Request for reviews (M) 8005600: compiler/8004741/Test8004741.java fails intermediately

Mon Jan 21 15:17:28 PST 2013

Thank you, David

First, this test tries to exercise paths in runtime code (not in 
compiled code) which pass exceptions to compiled code. 2 places are:

1. runtime calls from compiled methods (in opto/runtime.cpp). The test 
call it because variable values (passed as arguments, so it does not 
matter what values are passed) are used for multidimensional array 
allocation and flag -XX:+StressCompiledExceptionHandlers to avoid 
deoptimization of compiled frame which we do normally.

2. during safepoint in JavaThread::send_thread_stop(). The test tries to 
bring VM into safepoint by allocating big array with small heap.

I think this cases should be separated (separate test methods). Also it 
would be nice to add third case, as you suggested, by injected invalid 
dimension size.

### STORED RECORDS:
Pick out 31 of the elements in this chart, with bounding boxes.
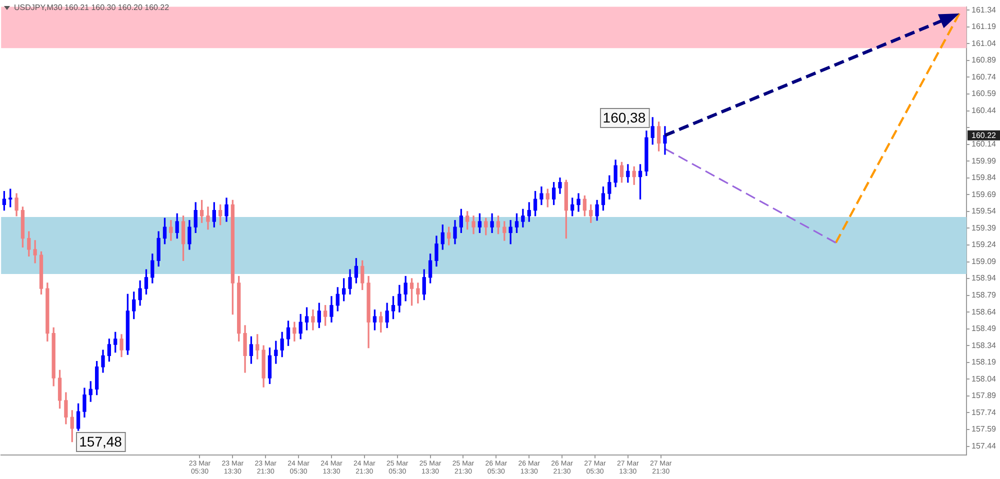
y-tick-label: 158.49: [972, 324, 997, 334]
candlestick: [508, 220, 512, 244]
y-tick-label: 158.94: [972, 274, 997, 283]
y-tick-label: 159.99: [972, 156, 997, 166]
y-tick-label: 160.14: [972, 140, 997, 149]
y-tick-label: 159.54: [972, 206, 997, 216]
y-tick-label: 158.64: [972, 307, 997, 316]
y-tick-label: 161.34: [972, 5, 997, 14]
y-tick-label: 160.59: [972, 89, 997, 98]
y-tick-label: 158.34: [972, 340, 997, 350]
y-tick-label: 158.79: [972, 290, 997, 300]
y-tick-label: 160.44: [972, 106, 997, 115]
y-tick-label: 160.89: [972, 56, 997, 65]
y-tick-label: 159.84: [972, 173, 997, 182]
annotation: 160.22: [972, 131, 997, 140]
y-tick-label: 161.04: [972, 38, 997, 48]
y-tick-label: 159.39: [972, 223, 997, 232]
y-tick-label: 159.24: [972, 240, 997, 250]
y-tick-label: 157.44: [972, 441, 997, 450]
y-tick-label: 158.04: [972, 374, 997, 384]
y-tick-label: 158.19: [972, 358, 997, 367]
annotation: 160,38: [602, 109, 646, 126]
y-tick-label: 159.69: [972, 190, 997, 199]
y-tick-label: 161.19: [972, 22, 997, 32]
annotation: 157,48: [79, 434, 122, 450]
chart-title: USDJPY,M30 160.21 160.30 160.20 160.22: [14, 2, 170, 13]
y-tick-label: 157.89: [972, 391, 997, 400]
y-tick-label: 160.74: [972, 72, 997, 82]
y-tick-label: 157.59: [972, 424, 997, 434]
y-tick-label: 159.09: [972, 256, 997, 266]
y-tick-label: 157.74: [972, 408, 997, 417]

### WORK REQUIRED:
Continue the review reply above about the Test8004741 compiler test failure, starting right after its last sentence.

### OUTPUT FOR THIS TASK:
An other thing to improve is to add COMPILED state which set after 11000 
iterations in the loop in run(). We test without tiered so threshold is 
10000 for C2 (1000 for c1) and we use -Xbatch so the code will wait 
compilation finish.

It would be nice to avoid (passed > N/2) condition to pass test. Is it 
possible to find why it fails?

Thanks,
Vladimir

On 1/19/13 7:05 AM, David Chase wrote:
>
> http://cr.openjdk.java.net/~drchase/8006500/webrev.01/
>
> 8004741 tested for the multi-dimensional-array-allocation-lack-exception-handler bug.
> This is accomplished by allocating a multi-dimensional array in an infinite loop,
> Thread.stop()ing the looping allocator (asynchronously throws ThreadDeath in victim thread).
>
> The old logic used timed waits to coordinate the two threads, and that did not always work;
> sometimes the ThreadDeath would land in an unexpected place.
> It also contained 6 seconds of total wait time.
>
> Fix:
>
> Rewrote most of the test surrounding the victim try-block.
>
> New version uses wait-notify to coordinate the two threads.
>
> The region of code in which a "pass" could be recorded was reduced.
>
> Pass was turned into a count, and the test was made statistical;
> if more than half of the N runs of the test code record a "pass" then
> it is judged to be a pass, else it is a fail.  The regression failure
> is a crash, so less than 100% testing is okay.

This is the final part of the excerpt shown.